*Request*
Transcribe each entry below exactly. Pictures do not go in the copy.

* Begin *

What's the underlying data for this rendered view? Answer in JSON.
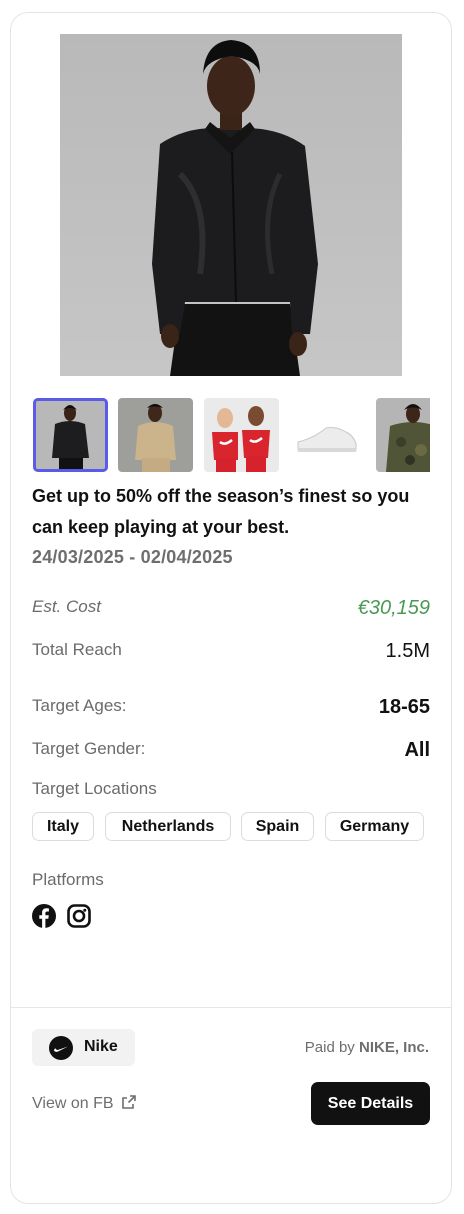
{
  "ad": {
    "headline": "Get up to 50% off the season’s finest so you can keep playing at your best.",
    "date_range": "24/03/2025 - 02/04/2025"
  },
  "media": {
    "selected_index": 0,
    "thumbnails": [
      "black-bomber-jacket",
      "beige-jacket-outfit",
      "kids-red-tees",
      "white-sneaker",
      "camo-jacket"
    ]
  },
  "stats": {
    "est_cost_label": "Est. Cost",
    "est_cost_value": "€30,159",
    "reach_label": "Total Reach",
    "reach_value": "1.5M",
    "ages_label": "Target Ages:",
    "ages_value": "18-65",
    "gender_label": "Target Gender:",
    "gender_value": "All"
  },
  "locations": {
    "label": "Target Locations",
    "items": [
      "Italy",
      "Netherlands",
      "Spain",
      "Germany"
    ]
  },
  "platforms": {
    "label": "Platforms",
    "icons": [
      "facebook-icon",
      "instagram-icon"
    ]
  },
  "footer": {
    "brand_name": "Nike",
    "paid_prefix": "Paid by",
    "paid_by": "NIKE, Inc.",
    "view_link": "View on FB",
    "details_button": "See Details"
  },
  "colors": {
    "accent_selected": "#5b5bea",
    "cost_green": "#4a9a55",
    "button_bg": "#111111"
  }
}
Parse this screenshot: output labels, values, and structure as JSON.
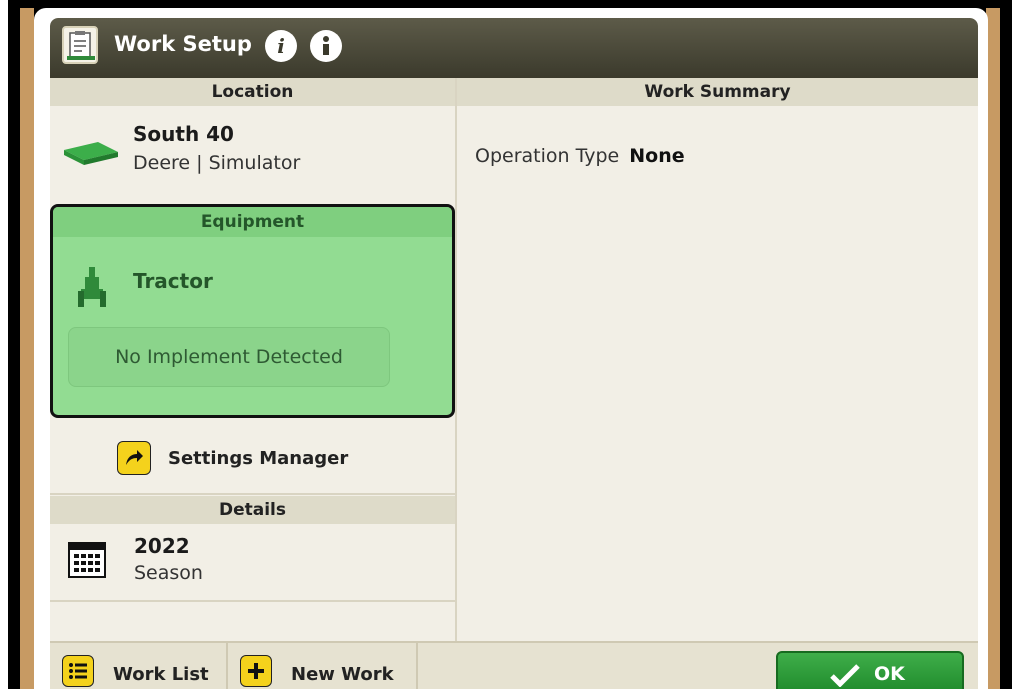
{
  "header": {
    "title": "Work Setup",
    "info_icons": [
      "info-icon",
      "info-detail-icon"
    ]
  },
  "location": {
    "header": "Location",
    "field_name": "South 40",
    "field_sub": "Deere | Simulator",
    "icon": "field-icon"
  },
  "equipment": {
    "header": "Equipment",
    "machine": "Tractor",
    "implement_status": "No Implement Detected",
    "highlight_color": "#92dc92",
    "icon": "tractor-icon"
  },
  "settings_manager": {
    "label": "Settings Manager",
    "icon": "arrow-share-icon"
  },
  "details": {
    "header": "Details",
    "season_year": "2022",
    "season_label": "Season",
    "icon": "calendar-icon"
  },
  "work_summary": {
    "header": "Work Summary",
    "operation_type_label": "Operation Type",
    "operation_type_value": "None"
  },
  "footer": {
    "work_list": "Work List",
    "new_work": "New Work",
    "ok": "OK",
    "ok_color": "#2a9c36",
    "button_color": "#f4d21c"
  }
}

* End *

*Completed task*
What's the underlying data for this rendered view? Answer in JSON.
{
  "ad": {
    "headline": "Get up to 50% off the season’s finest so you can keep playing at your best.",
    "date_range": "24/03/2025 - 02/04/2025"
  },
  "media": {
    "selected_index": 0,
    "thumbnails": [
      "black-bomber-jacket",
      "beige-jacket-outfit",
      "kids-red-tees",
      "white-sneaker",
      "camo-jacket"
    ]
  },
  "stats": {
    "est_cost_label": "Est. Cost",
    "est_cost_value": "€30,159",
    "reach_label": "Total Reach",
    "reach_value": "1.5M",
    "ages_label": "Target Ages:",
    "ages_value": "18-65",
    "gender_label": "Target Gender:",
    "gender_value": "All"
  },
  "locations": {
    "label": "Target Locations",
    "items": [
      "Italy",
      "Netherlands",
      "Spain",
      "Germany"
    ]
  },
  "platforms": {
    "label": "Platforms",
    "icons": [
      "facebook-icon",
      "instagram-icon"
    ]
  },
  "footer": {
    "brand_name": "Nike",
    "paid_prefix": "Paid by",
    "paid_by": "NIKE, Inc.",
    "view_link": "View on FB",
    "details_button": "See Details"
  },
  "colors": {
    "accent_selected": "#5b5bea",
    "cost_green": "#4a9a55",
    "button_bg": "#111111"
  }
}
Parse this screenshot: output labels, values, and structure as JSON.
{
  "header": {
    "title": "Work Setup",
    "info_icons": [
      "info-icon",
      "info-detail-icon"
    ]
  },
  "location": {
    "header": "Location",
    "field_name": "South 40",
    "field_sub": "Deere | Simulator",
    "icon": "field-icon"
  },
  "equipment": {
    "header": "Equipment",
    "machine": "Tractor",
    "implement_status": "No Implement Detected",
    "highlight_color": "#92dc92",
    "icon": "tractor-icon"
  },
  "settings_manager": {
    "label": "Settings Manager",
    "icon": "arrow-share-icon"
  },
  "details": {
    "header": "Details",
    "season_year": "2022",
    "season_label": "Season",
    "icon": "calendar-icon"
  },
  "work_summary": {
    "header": "Work Summary",
    "operation_type_label": "Operation Type",
    "operation_type_value": "None"
  },
  "footer": {
    "work_list": "Work List",
    "new_work": "New Work",
    "ok": "OK",
    "ok_color": "#2a9c36",
    "button_color": "#f4d21c"
  }
}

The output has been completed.